■ Goal
Output each entry that follows exactly. Images stay out.

--- begin Dataset entries ---

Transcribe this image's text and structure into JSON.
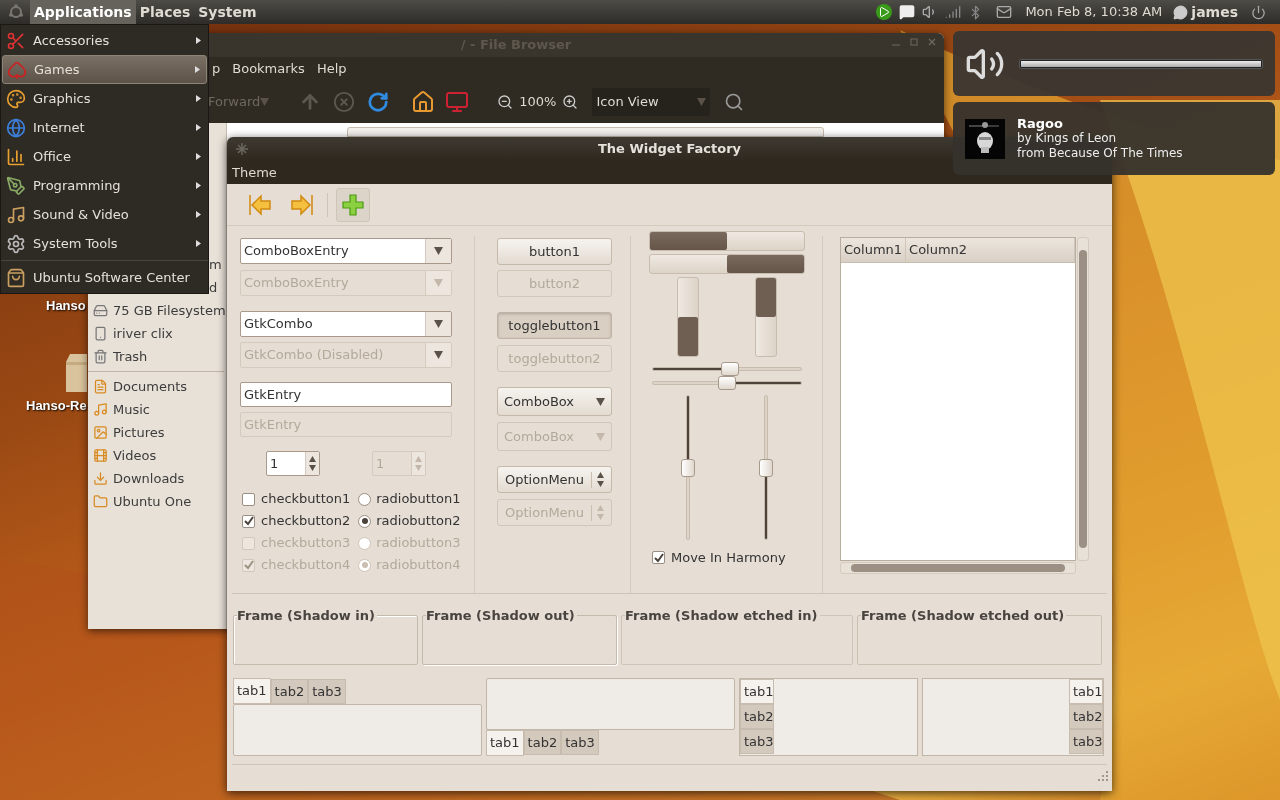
{
  "panel": {
    "menus": [
      {
        "label": "Applications",
        "selected": true
      },
      {
        "label": "Places",
        "selected": false
      },
      {
        "label": "System",
        "selected": false
      }
    ],
    "clock": "Mon Feb 8, 10:38 AM",
    "user": "james"
  },
  "desktop_icons": [
    {
      "label": "Hanso"
    },
    {
      "label": "Hanso-Re"
    }
  ],
  "file_browser": {
    "title": "/ - File Browser",
    "menus": [
      "p",
      "Bookmarks",
      "Help"
    ],
    "toolbar": {
      "forward": "Forward",
      "zoom": "100%",
      "view": "Icon View"
    },
    "sidebar": [
      {
        "label": "m",
        "kind": "partial"
      },
      {
        "label": "d",
        "kind": "partial"
      },
      {
        "label": "75 GB Filesystem",
        "kind": "item"
      },
      {
        "label": "iriver clix",
        "kind": "item"
      },
      {
        "label": "Trash",
        "kind": "item"
      },
      {
        "kind": "separator"
      },
      {
        "label": "Documents",
        "kind": "item"
      },
      {
        "label": "Music",
        "kind": "item"
      },
      {
        "label": "Pictures",
        "kind": "item"
      },
      {
        "label": "Videos",
        "kind": "item"
      },
      {
        "label": "Downloads",
        "kind": "item"
      },
      {
        "label": "Ubuntu One",
        "kind": "item"
      }
    ]
  },
  "app_menu": {
    "items": [
      {
        "label": "Accessories",
        "selected": false
      },
      {
        "label": "Games",
        "selected": true
      },
      {
        "label": "Graphics",
        "selected": false
      },
      {
        "label": "Internet",
        "selected": false
      },
      {
        "label": "Office",
        "selected": false
      },
      {
        "label": "Programming",
        "selected": false
      },
      {
        "label": "Sound & Video",
        "selected": false
      },
      {
        "label": "System Tools",
        "selected": false
      }
    ],
    "footer_items": [
      {
        "label": "Ubuntu Software Center",
        "selected": false
      }
    ]
  },
  "volume": {
    "level": 1
  },
  "now_playing": {
    "title": "Ragoo",
    "artist": "by Kings of Leon",
    "album": "from Because Of The Times"
  },
  "widget_factory": {
    "title": "The Widget Factory",
    "menus": [
      "Theme"
    ],
    "toolbar": [
      {
        "kind": "back",
        "active": false
      },
      {
        "kind": "forward",
        "active": false
      },
      {
        "kind": "add",
        "active": true
      }
    ],
    "column_1": [
      {
        "kind": "combo_entry",
        "value": "ComboBoxEntry",
        "disabled": false
      },
      {
        "kind": "combo_entry",
        "value": "ComboBoxEntry",
        "disabled": true
      },
      {
        "kind": "combo",
        "value": "GtkCombo",
        "disabled": false
      },
      {
        "kind": "combo",
        "value": "GtkCombo (Disabled)",
        "disabled": true
      },
      {
        "kind": "entry",
        "value": "GtkEntry",
        "disabled": false
      },
      {
        "kind": "entry",
        "value": "GtkEntry",
        "disabled": true
      }
    ],
    "spins": [
      {
        "value": "1",
        "disabled": false
      },
      {
        "value": "1",
        "disabled": true
      }
    ],
    "checks": [
      {
        "label": "checkbutton1",
        "checked": false,
        "disabled": false
      },
      {
        "label": "checkbutton2",
        "checked": true,
        "disabled": false
      },
      {
        "label": "checkbutton3",
        "checked": false,
        "disabled": true
      },
      {
        "label": "checkbutton4",
        "checked": true,
        "disabled": true
      }
    ],
    "radios": [
      {
        "label": "radiobutton1",
        "selected": false,
        "disabled": false
      },
      {
        "label": "radiobutton2",
        "selected": true,
        "disabled": false
      },
      {
        "label": "radiobutton3",
        "selected": false,
        "disabled": true
      },
      {
        "label": "radiobutton4",
        "selected": true,
        "disabled": true
      }
    ],
    "column_2": [
      {
        "kind": "button",
        "label": "button1",
        "disabled": false
      },
      {
        "kind": "button",
        "label": "button2",
        "disabled": true
      },
      {
        "kind": "toggle",
        "label": "togglebutton1",
        "disabled": false,
        "active": true
      },
      {
        "kind": "toggle",
        "label": "togglebutton2",
        "disabled": true,
        "active": false
      },
      {
        "kind": "combobox",
        "label": "ComboBox",
        "disabled": false
      },
      {
        "kind": "combobox",
        "label": "ComboBox",
        "disabled": true
      },
      {
        "kind": "optionmenu",
        "label": "OptionMenu",
        "disabled": false
      },
      {
        "kind": "optionmenu",
        "label": "OptionMenu",
        "disabled": true
      }
    ],
    "hbars": [
      {
        "level": 0.5,
        "inverted": false
      },
      {
        "level": 0.5,
        "inverted": true
      }
    ],
    "vbars": [
      {
        "level": 0.5,
        "inverted": false
      },
      {
        "level": 0.5,
        "inverted": true
      }
    ],
    "hscales": [
      {
        "level": 0.52,
        "inverted": false
      },
      {
        "level": 0.5,
        "inverted": true
      }
    ],
    "vscales": [
      {
        "level": 0.5,
        "inverted": true
      },
      {
        "level": 0.5,
        "inverted": false
      }
    ],
    "harmony": {
      "label": "Move In Harmony",
      "checked": true
    },
    "tree": {
      "columns": [
        "Column1",
        "Column2"
      ]
    },
    "frames": [
      {
        "label": "Frame (Shadow in)",
        "kind": "in"
      },
      {
        "label": "Frame (Shadow out)",
        "kind": "out"
      },
      {
        "label": "Frame (Shadow etched in)",
        "kind": "etched_in"
      },
      {
        "label": "Frame (Shadow etched out)",
        "kind": "etched_out"
      }
    ],
    "notebooks": [
      {
        "kind": "top",
        "tabs": [
          {
            "label": "tab1",
            "selected": true
          },
          {
            "label": "tab2",
            "selected": false
          },
          {
            "label": "tab3",
            "selected": false
          }
        ]
      },
      {
        "kind": "bottom",
        "tabs": [
          {
            "label": "tab1",
            "selected": true
          },
          {
            "label": "tab2",
            "selected": false
          },
          {
            "label": "tab3",
            "selected": false
          }
        ]
      },
      {
        "kind": "left",
        "tabs": [
          {
            "label": "tab1",
            "selected": true
          },
          {
            "label": "tab2",
            "selected": false
          },
          {
            "label": "tab3",
            "selected": false
          }
        ]
      },
      {
        "kind": "right",
        "tabs": [
          {
            "label": "tab1",
            "selected": true
          },
          {
            "label": "tab2",
            "selected": false
          },
          {
            "label": "tab3",
            "selected": false
          }
        ]
      }
    ]
  }
}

--- end Dataset entries ---

■ Task answer
Transcribe this image's text and structure into JSON.
{
  "panel": {
    "menus": [
      {
        "label": "Applications",
        "selected": true
      },
      {
        "label": "Places",
        "selected": false
      },
      {
        "label": "System",
        "selected": false
      }
    ],
    "clock": "Mon Feb 8, 10:38 AM",
    "user": "james"
  },
  "desktop_icons": [
    {
      "label": "Hanso"
    },
    {
      "label": "Hanso-Re"
    }
  ],
  "file_browser": {
    "title": "/ - File Browser",
    "menus": [
      "p",
      "Bookmarks",
      "Help"
    ],
    "toolbar": {
      "forward": "Forward",
      "zoom": "100%",
      "view": "Icon View"
    },
    "sidebar": [
      {
        "label": "m",
        "kind": "partial"
      },
      {
        "label": "d",
        "kind": "partial"
      },
      {
        "label": "75 GB Filesystem",
        "kind": "item"
      },
      {
        "label": "iriver clix",
        "kind": "item"
      },
      {
        "label": "Trash",
        "kind": "item"
      },
      {
        "kind": "separator"
      },
      {
        "label": "Documents",
        "kind": "item"
      },
      {
        "label": "Music",
        "kind": "item"
      },
      {
        "label": "Pictures",
        "kind": "item"
      },
      {
        "label": "Videos",
        "kind": "item"
      },
      {
        "label": "Downloads",
        "kind": "item"
      },
      {
        "label": "Ubuntu One",
        "kind": "item"
      }
    ]
  },
  "app_menu": {
    "items": [
      {
        "label": "Accessories",
        "selected": false
      },
      {
        "label": "Games",
        "selected": true
      },
      {
        "label": "Graphics",
        "selected": false
      },
      {
        "label": "Internet",
        "selected": false
      },
      {
        "label": "Office",
        "selected": false
      },
      {
        "label": "Programming",
        "selected": false
      },
      {
        "label": "Sound & Video",
        "selected": false
      },
      {
        "label": "System Tools",
        "selected": false
      }
    ],
    "footer_items": [
      {
        "label": "Ubuntu Software Center",
        "selected": false
      }
    ]
  },
  "volume": {
    "level": 1
  },
  "now_playing": {
    "title": "Ragoo",
    "artist": "by Kings of Leon",
    "album": "from Because Of The Times"
  },
  "widget_factory": {
    "title": "The Widget Factory",
    "menus": [
      "Theme"
    ],
    "toolbar": [
      {
        "kind": "back",
        "active": false
      },
      {
        "kind": "forward",
        "active": false
      },
      {
        "kind": "add",
        "active": true
      }
    ],
    "column_1": [
      {
        "kind": "combo_entry",
        "value": "ComboBoxEntry",
        "disabled": false
      },
      {
        "kind": "combo_entry",
        "value": "ComboBoxEntry",
        "disabled": true
      },
      {
        "kind": "combo",
        "value": "GtkCombo",
        "disabled": false
      },
      {
        "kind": "combo",
        "value": "GtkCombo (Disabled)",
        "disabled": true
      },
      {
        "kind": "entry",
        "value": "GtkEntry",
        "disabled": false
      },
      {
        "kind": "entry",
        "value": "GtkEntry",
        "disabled": true
      }
    ],
    "spins": [
      {
        "value": "1",
        "disabled": false
      },
      {
        "value": "1",
        "disabled": true
      }
    ],
    "checks": [
      {
        "label": "checkbutton1",
        "checked": false,
        "disabled": false
      },
      {
        "label": "checkbutton2",
        "checked": true,
        "disabled": false
      },
      {
        "label": "checkbutton3",
        "checked": false,
        "disabled": true
      },
      {
        "label": "checkbutton4",
        "checked": true,
        "disabled": true
      }
    ],
    "radios": [
      {
        "label": "radiobutton1",
        "selected": false,
        "disabled": false
      },
      {
        "label": "radiobutton2",
        "selected": true,
        "disabled": false
      },
      {
        "label": "radiobutton3",
        "selected": false,
        "disabled": true
      },
      {
        "label": "radiobutton4",
        "selected": true,
        "disabled": true
      }
    ],
    "column_2": [
      {
        "kind": "button",
        "label": "button1",
        "disabled": false
      },
      {
        "kind": "button",
        "label": "button2",
        "disabled": true
      },
      {
        "kind": "toggle",
        "label": "togglebutton1",
        "disabled": false,
        "active": true
      },
      {
        "kind": "toggle",
        "label": "togglebutton2",
        "disabled": true,
        "active": false
      },
      {
        "kind": "combobox",
        "label": "ComboBox",
        "disabled": false
      },
      {
        "kind": "combobox",
        "label": "ComboBox",
        "disabled": true
      },
      {
        "kind": "optionmenu",
        "label": "OptionMenu",
        "disabled": false
      },
      {
        "kind": "optionmenu",
        "label": "OptionMenu",
        "disabled": true
      }
    ],
    "hbars": [
      {
        "level": 0.5,
        "inverted": false
      },
      {
        "level": 0.5,
        "inverted": true
      }
    ],
    "vbars": [
      {
        "level": 0.5,
        "inverted": false
      },
      {
        "level": 0.5,
        "inverted": true
      }
    ],
    "hscales": [
      {
        "level": 0.52,
        "inverted": false
      },
      {
        "level": 0.5,
        "inverted": true
      }
    ],
    "vscales": [
      {
        "level": 0.5,
        "inverted": true
      },
      {
        "level": 0.5,
        "inverted": false
      }
    ],
    "harmony": {
      "label": "Move In Harmony",
      "checked": true
    },
    "tree": {
      "columns": [
        "Column1",
        "Column2"
      ]
    },
    "frames": [
      {
        "label": "Frame (Shadow in)",
        "kind": "in"
      },
      {
        "label": "Frame (Shadow out)",
        "kind": "out"
      },
      {
        "label": "Frame (Shadow etched in)",
        "kind": "etched_in"
      },
      {
        "label": "Frame (Shadow etched out)",
        "kind": "etched_out"
      }
    ],
    "notebooks": [
      {
        "kind": "top",
        "tabs": [
          {
            "label": "tab1",
            "selected": true
          },
          {
            "label": "tab2",
            "selected": false
          },
          {
            "label": "tab3",
            "selected": false
          }
        ]
      },
      {
        "kind": "bottom",
        "tabs": [
          {
            "label": "tab1",
            "selected": true
          },
          {
            "label": "tab2",
            "selected": false
          },
          {
            "label": "tab3",
            "selected": false
          }
        ]
      },
      {
        "kind": "left",
        "tabs": [
          {
            "label": "tab1",
            "selected": true
          },
          {
            "label": "tab2",
            "selected": false
          },
          {
            "label": "tab3",
            "selected": false
          }
        ]
      },
      {
        "kind": "right",
        "tabs": [
          {
            "label": "tab1",
            "selected": true
          },
          {
            "label": "tab2",
            "selected": false
          },
          {
            "label": "tab3",
            "selected": false
          }
        ]
      }
    ]
  }
}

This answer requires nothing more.